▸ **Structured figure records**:

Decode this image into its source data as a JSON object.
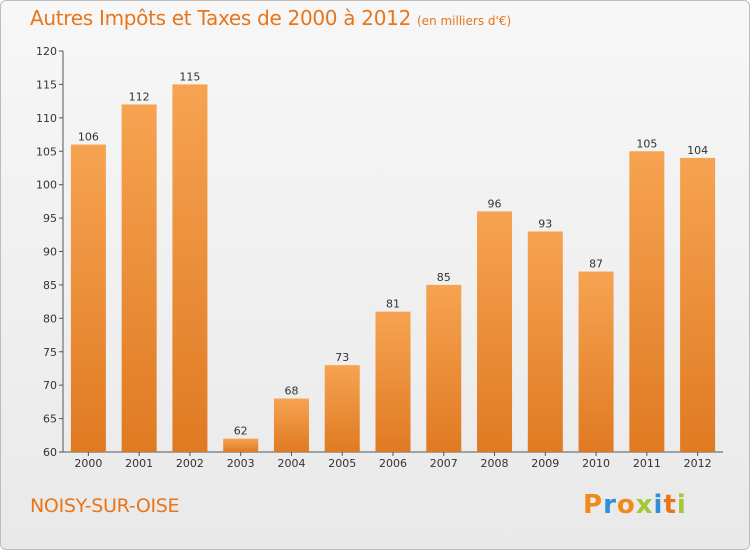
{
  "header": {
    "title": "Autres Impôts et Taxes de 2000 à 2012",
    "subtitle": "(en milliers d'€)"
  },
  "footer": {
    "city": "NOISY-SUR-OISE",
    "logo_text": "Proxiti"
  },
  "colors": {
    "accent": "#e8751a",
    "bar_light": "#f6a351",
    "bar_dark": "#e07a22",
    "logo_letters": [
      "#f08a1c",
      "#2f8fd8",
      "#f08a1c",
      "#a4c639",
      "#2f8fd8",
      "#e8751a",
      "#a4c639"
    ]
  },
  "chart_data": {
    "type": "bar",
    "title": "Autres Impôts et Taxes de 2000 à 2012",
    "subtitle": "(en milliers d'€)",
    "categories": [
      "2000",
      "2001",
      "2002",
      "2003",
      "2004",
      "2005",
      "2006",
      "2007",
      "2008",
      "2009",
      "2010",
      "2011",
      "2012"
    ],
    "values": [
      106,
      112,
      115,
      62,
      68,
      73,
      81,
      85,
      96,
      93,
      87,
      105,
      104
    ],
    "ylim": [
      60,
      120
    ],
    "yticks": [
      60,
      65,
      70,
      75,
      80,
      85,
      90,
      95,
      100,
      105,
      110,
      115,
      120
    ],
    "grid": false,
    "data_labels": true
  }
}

▸ **To be done**:
Restate the whole listing above exactly, except for its images.

▸ **Task output**:
Decode this image into its source data as a JSON object.
{
  "header": {
    "title": "Autres Impôts et Taxes de 2000 à 2012",
    "subtitle": "(en milliers d'€)"
  },
  "footer": {
    "city": "NOISY-SUR-OISE",
    "logo_text": "Proxiti"
  },
  "colors": {
    "accent": "#e8751a",
    "bar_light": "#f6a351",
    "bar_dark": "#e07a22",
    "logo_letters": [
      "#f08a1c",
      "#2f8fd8",
      "#f08a1c",
      "#a4c639",
      "#2f8fd8",
      "#e8751a",
      "#a4c639"
    ]
  },
  "chart_data": {
    "type": "bar",
    "title": "Autres Impôts et Taxes de 2000 à 2012",
    "subtitle": "(en milliers d'€)",
    "categories": [
      "2000",
      "2001",
      "2002",
      "2003",
      "2004",
      "2005",
      "2006",
      "2007",
      "2008",
      "2009",
      "2010",
      "2011",
      "2012"
    ],
    "values": [
      106,
      112,
      115,
      62,
      68,
      73,
      81,
      85,
      96,
      93,
      87,
      105,
      104
    ],
    "ylim": [
      60,
      120
    ],
    "yticks": [
      60,
      65,
      70,
      75,
      80,
      85,
      90,
      95,
      100,
      105,
      110,
      115,
      120
    ],
    "grid": false,
    "data_labels": true
  }
}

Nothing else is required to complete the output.